Critique de la raison pratique (trad. Barni)/P1/L2/Ch2




CHAPITRE IIe


de la dialectique de la raison pure dans la détermination du concept du souverain bien.


Le concept de l’attribut souverain contient déjà une équivoque, qui, si l’on n’y faisait pas attention, pourrait donner lieu à des disputes inutiles. Souverain peut signifier suprême (supremum) ou complet *[1](consummatum). Dans le premier cas, il désigne une condition qui est elle-même inconditionnelle, c’est-à-dire qui n’est subordonnée à aucune autre (originarium) dans le second, un tout qui n’est point une partie d’un tout plus grand encore de la même espèce (perfectissimum). Il a été démontré dans l’analytique que la vertu (en tant qu’elle nous rend dignes d’être heureux) est la condition suprême de tout ce qui peut nous paraître désirable, et, par conséquent, de toute recherche du bonheur, c’est-à-dire le bien suprême. Mais elle n’est pas pour cela le bien tout entier, le bien complet, comme objet de la faculté de désirer d’êtres raisonnables finis car, pour avoir ce caractère, il faut qu’elle soit accompagnée du bonheur, et cela, non-seulement aux yeux intéressés de la personne, qui se prend elle-même pour but, mais suivant l’impartial jugement de la raison, qui considère la vertu en général dans le monde comme une fin en soi. En effet qu’un être ait besoin du bonheur, et qu’il en soit digne, sans pourtant y participer, c’est ce que nous ne pouvons regarder comme conforme à la volonté parfaite d’un être raisonnable tout-puissant, lorsque nous essayons de concevoir un tel être. Le bonheur et la vertu constituent donc ensemble la possession du souverain bien dans une personne, mais avec cette condition que le bonheur soit exactement proportionné à la moralité (celle-ci faisant la valeur de la personne et la rendant digne d’être heureuse). Le souverain bien d’un monde possible, constitué par ces deux éléments, représente le bien tout entier, le bien complet ; mais la vertu y est toujours, comme condition, le bien suprême, parce qu’il n’y a pas de condition au-dessus d’elle, tandis que le bonheur, qui est sans doute toujours quelque chose d’agréable pour celui qui le possède, n’est pas par lui-même bon absolument et à tous égards, et suppose toujours, comme condition, une conduite moralement bonne.

Deux déterminations nécessairement liées dans un concept y doivent être dans le rapport de principe à conséquence, et cela peut avoir lieu de deux façons : cette unité est considérée ou bien comme analytique (comme une liaison logique), ou bien comme synthétique (comme une liaison réelle) ; dans le premier cas, on suit la loi de l’identité ; dans le second, celle de la causalité. D’après cela on peut comprendre l’union de la vertu avec le bonheur de deux manières : ou bien la pratique de la vertu et la recherche raisonnable du bonheur ne sont pas deux choses différentes, mais tout à fait identiques, en sorte qu’on n’a pas besoin de donner à la première d’autres maximes qu’à la seconde ; ou bien la vertu produit le bonheur comme quelque chose de tout à fait distinct de la conscience de la vertu, comme la cause son effet.

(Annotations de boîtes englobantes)
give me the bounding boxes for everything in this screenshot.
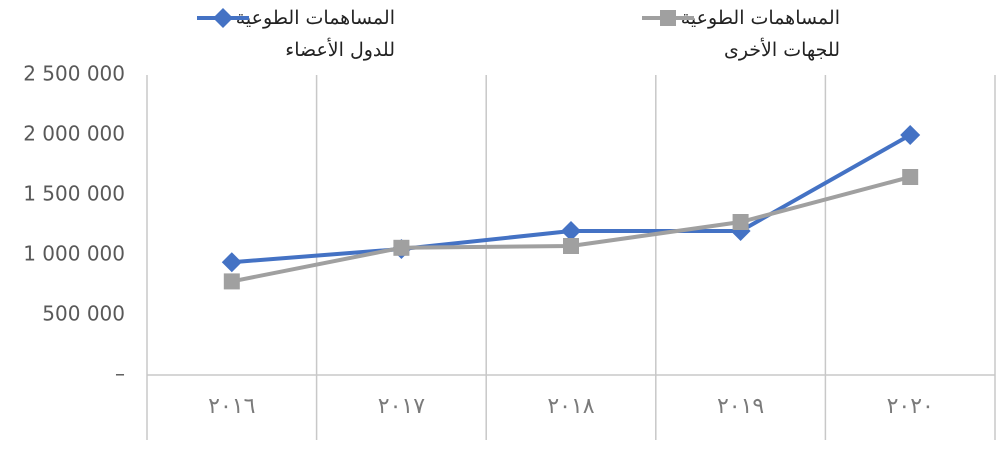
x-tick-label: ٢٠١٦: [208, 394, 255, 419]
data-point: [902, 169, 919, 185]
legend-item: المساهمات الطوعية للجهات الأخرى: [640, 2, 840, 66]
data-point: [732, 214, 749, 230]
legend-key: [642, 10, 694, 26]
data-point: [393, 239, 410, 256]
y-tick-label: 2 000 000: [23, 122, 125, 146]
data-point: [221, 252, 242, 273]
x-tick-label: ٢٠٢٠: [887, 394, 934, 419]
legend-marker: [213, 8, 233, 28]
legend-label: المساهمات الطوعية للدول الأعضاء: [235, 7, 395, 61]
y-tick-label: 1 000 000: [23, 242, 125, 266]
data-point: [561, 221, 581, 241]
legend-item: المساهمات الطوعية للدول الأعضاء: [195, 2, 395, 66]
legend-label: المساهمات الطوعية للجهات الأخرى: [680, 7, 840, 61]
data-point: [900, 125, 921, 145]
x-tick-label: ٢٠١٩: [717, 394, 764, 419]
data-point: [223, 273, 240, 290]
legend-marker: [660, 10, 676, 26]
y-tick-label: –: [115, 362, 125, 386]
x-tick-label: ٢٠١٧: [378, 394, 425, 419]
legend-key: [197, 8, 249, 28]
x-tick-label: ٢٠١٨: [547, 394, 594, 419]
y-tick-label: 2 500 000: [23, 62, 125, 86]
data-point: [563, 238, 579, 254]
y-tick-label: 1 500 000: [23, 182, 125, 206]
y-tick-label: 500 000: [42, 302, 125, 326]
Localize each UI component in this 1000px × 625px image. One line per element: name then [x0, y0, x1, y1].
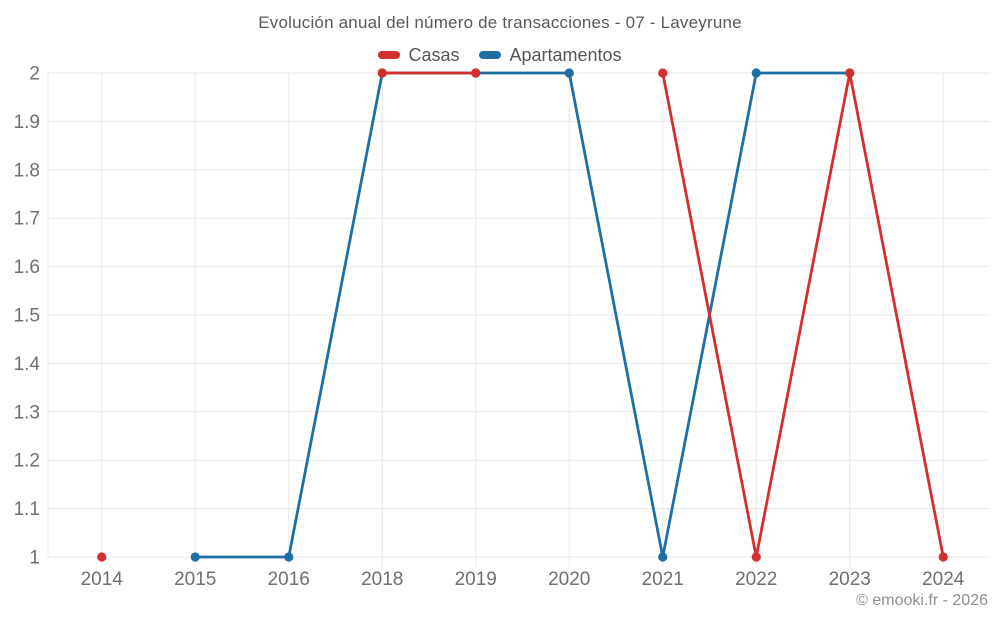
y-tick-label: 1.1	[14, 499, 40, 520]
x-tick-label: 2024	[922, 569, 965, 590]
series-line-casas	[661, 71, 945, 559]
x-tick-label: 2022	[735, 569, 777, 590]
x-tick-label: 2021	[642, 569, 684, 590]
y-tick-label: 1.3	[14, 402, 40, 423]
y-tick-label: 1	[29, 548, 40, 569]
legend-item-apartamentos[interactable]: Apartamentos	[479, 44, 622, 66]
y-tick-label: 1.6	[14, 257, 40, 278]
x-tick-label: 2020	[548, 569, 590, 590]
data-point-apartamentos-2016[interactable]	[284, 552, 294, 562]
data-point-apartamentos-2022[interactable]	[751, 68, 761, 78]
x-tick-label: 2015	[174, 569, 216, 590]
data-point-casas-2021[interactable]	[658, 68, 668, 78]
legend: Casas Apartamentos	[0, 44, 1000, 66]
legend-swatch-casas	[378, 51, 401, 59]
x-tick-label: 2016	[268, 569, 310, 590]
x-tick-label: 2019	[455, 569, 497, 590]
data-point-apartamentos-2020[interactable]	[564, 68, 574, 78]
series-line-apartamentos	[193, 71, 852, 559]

EXIGENCES DU PROBLÈME: Recopiez sans rien changer, dans le texte sur le souverain bien, tout ce qui va de « Critique de la » jusqu'à « du souverain bien. ».

RÉPONSE À LA TÂCHE:
Critique de la raison pratique (trad. Barni)/P1/L2/Ch2




CHAPITRE IIe


de la dialectique de la raison pure dans la détermination du concept du souverain bien.